In the listing below, change "component" to "item" and leave everything else unchanged.

Information supplied:
-------

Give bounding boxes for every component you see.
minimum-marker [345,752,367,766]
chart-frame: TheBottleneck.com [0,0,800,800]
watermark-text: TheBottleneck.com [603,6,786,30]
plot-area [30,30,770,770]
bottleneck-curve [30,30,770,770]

-------

Problem solution:
Give bounding boxes for every item you see.
minimum-marker [345,752,367,766]
chart-frame: TheBottleneck.com [0,0,800,800]
watermark-text: TheBottleneck.com [603,6,786,30]
plot-area [30,30,770,770]
bottleneck-curve [30,30,770,770]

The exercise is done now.